* TE DOEN *
1) Welk programma noemt het artikel over scanuitzonderingen als voorbeeld voor het externe beheer van computers?
2) Schrijf het artikel over scanuitzonderingen in Kaspersky Endpoint Security verder, te beginnen na de laatste zin.

━━ ARTIKEL ━━

Zulke programma's kunnen door Kaspersky Endpoint Security worden geblokkeerd. Om te voorkomen dat ze worden geblokkeerd, kunt u scanuitzonderingen voor de actieve programma's configureren. Hiertoe voegt u de naam of het naammasker uit de IT-encyclopedie van Kaspersky toe aan de vertrouwde zone. Voorbeeld: u gebruikt vaak het Radmin-programma voor het externe beheer van computers. Kaspersky Endpoint Security beschouwt deze activiteit als verdacht en kan deze blokkeren. Om te voorkomen dat het programma wordt geblokkeerd, maakt u een scanuitzondering met de naam of het naammasker dat in de IT-encyclopedie van Kaspersky voorkomt.
Als een programma dat informatie verzamelt en deze ter verwerking verstuurt op uw computer is geïnstalleerd, kan Kaspersky Endpoint Security dit programma classificeren als malware. Om dit te vermijden, kunt u voorkomen dat het programma wordt gescand door Kaspersky Endpoint Security te configureren zoals in dit document wordt beschreven.
Scanuitzonderingen kunnen worden gebruikt door de volgende onderdelen en taken van het programma die door de systeembeheerder zijn geconfigureerd:
Kaspersky Endpoint Security scant een object niet als de schijf of de map met dit object is toegevoegd aan het scanbereik bij de start van een van de scantaken. De scanuitzondering wordt wel niet toegepast wanneer een Aangepaste Scan voor dit specifieke object wordt gestart.
Open de Beheerconsole van Kaspersky Security Center.
Selecteer in de beheerconsole Policies.
Selecteer het noodzakelijke beleid en dubbelklik om de beleidseigenschappen te openen.
Selecteer Algemene instellingen → Uitzonderingen en object typen in het beleidsvenster.
In het blok Scanuitzonderingen en vertrouwde programma's → Scanuitzonderingen, klikt u op de knop Instellingen.
Met een klik op deze koppeling opent u een venster waarin u een lijst met uitzonderingen vindt.
Schakel het selectievakje Waarden samenvoegen bij overname in als u een geconsolideerde lijst met uitzonderingen voor alle computers in het bedrijf wilt maken. De lijsten met uitzonderingen in het bovenliggende en onderliggende beleid worden samengevoegd. De lijsten worden samengevoegd op voorwaarde dat samenvoegen van waarden bij overname is ingeschakeld. Uitzonderingen van het bovenliggende beleid worden in onderliggende beleidsregels weergegeven in een alleen-lezenweergave. Uitzonderingen van het bovenliggende beleid wijzigen of verwijderen is niet mogelijk.

━━━
━━ GEGEVENSDEEL ━━

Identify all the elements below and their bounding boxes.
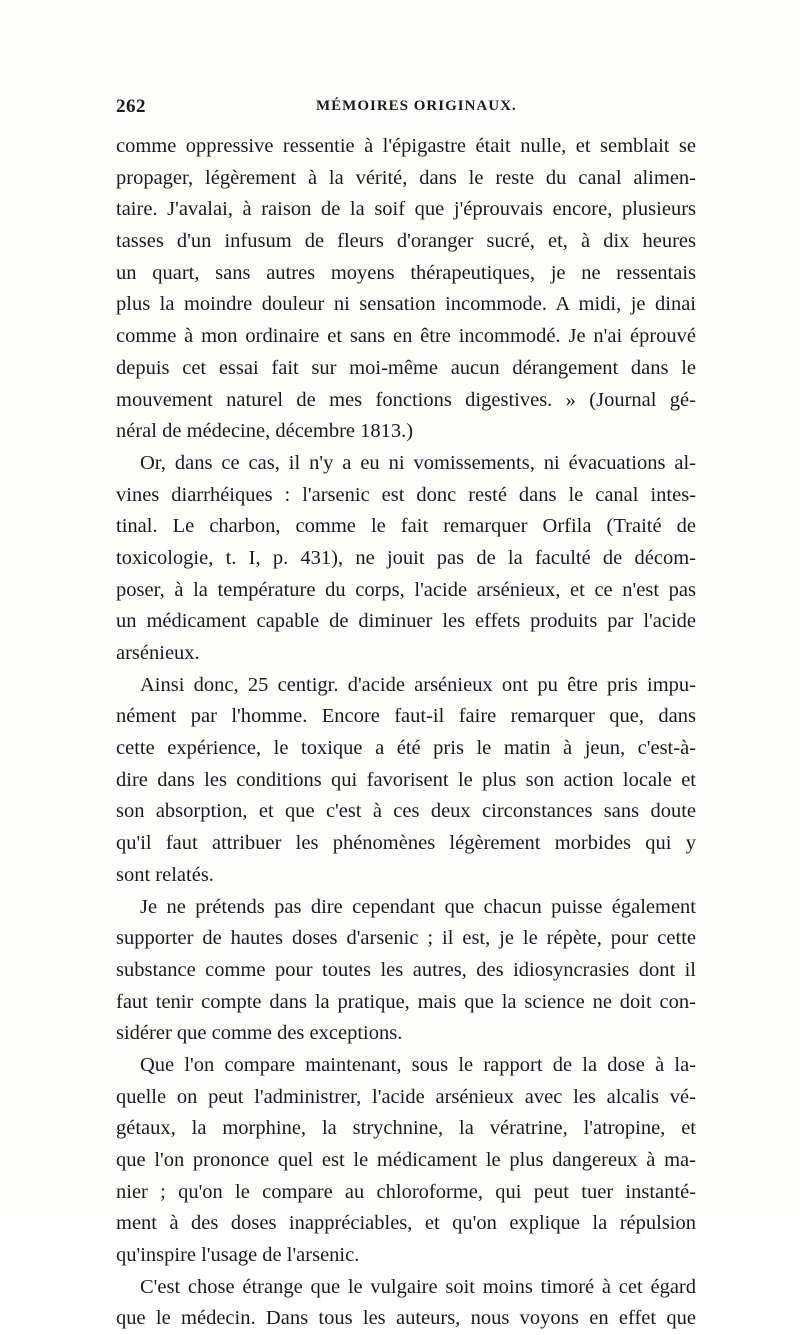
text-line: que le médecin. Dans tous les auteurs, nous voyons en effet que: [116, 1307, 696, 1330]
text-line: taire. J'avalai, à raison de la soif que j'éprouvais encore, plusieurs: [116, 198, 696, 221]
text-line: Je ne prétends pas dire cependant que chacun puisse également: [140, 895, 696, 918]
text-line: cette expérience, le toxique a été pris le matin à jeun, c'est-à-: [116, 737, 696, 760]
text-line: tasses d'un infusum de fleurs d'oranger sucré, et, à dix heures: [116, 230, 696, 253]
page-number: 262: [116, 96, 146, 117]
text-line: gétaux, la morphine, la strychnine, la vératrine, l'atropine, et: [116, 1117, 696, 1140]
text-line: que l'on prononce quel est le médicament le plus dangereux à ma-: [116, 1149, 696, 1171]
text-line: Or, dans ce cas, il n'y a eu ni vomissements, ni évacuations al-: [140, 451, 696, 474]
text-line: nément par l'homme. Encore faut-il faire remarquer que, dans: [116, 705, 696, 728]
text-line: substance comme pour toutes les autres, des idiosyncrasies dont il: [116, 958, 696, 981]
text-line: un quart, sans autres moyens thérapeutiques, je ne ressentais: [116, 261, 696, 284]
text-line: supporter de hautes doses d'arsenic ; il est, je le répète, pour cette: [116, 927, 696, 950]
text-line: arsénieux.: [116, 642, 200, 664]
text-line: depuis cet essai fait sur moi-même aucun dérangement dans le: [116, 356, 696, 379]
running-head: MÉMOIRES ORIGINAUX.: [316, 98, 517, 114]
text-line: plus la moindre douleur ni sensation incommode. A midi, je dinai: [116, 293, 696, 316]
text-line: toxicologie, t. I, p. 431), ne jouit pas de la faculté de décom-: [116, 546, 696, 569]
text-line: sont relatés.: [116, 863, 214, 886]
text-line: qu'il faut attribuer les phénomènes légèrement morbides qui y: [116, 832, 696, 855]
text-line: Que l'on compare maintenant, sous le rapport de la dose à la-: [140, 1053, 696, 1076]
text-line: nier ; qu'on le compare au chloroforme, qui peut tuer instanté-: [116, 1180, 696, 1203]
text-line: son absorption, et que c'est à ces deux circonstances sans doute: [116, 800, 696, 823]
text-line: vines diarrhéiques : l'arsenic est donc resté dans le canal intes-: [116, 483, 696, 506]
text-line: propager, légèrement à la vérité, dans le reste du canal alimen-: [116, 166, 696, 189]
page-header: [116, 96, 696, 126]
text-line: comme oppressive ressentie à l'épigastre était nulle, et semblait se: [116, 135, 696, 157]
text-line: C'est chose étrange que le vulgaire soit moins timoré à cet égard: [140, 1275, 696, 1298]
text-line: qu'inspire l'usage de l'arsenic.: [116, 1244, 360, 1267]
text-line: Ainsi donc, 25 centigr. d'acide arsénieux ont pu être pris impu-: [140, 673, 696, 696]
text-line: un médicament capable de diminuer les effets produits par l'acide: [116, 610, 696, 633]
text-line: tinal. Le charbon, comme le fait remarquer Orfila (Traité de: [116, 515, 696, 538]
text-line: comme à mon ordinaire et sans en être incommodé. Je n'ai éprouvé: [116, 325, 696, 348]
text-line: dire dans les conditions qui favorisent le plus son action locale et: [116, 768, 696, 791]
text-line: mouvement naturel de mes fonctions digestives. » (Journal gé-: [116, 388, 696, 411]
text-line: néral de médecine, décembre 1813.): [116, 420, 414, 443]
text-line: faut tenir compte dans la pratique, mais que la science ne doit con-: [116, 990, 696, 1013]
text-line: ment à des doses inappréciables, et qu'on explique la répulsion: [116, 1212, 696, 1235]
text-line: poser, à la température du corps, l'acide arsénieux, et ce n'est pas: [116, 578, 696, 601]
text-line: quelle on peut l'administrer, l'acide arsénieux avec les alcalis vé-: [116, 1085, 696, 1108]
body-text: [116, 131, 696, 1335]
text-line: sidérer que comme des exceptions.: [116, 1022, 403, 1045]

━━━

* ANTWOORDEN PER OPDRACHT *
1) Het Radmin-programma.

2)
Schakel het selectievakje Gebruik van lokale uitzonderingen toestaan in als u wilt dat de gebruiker een lokale lijst met uitzonderingen kan maken. Op deze manier kan een gebruiker zijn eigen lokale lijst met uitzonderingen maken naast de algemene lijst met uitzonderingen die in het beleid wordt gegenereerd. Een beheerder kan Kaspersky Security Center gebruiken om items in de computereigenschappen te bekijken, toe te voegen, te bewerken of te verwijderen.
Als het selectievakje is uitgeschakeld, heeft de gebruiker alleen toegang tot de algemene lijst met uitzonderingen die in het beleid is gegenereerd. En, wanneer dit selectievakje uitgeschakeld is, verbergt Kaspersky Endpoint Security de geconsolideerde lijst met scanuitzonderingen in de gebruikersinterface van het programma.
Klik Toevoegen en selecteer een actie:
Categorie. U kunt scanuitzonderingen groeperen in afzonderlijke categorieën. Om een nieuwe categorie te maken, voer de naam van de categorie in en voeg ten minste één scanuitzonderingen toe aan de categorie.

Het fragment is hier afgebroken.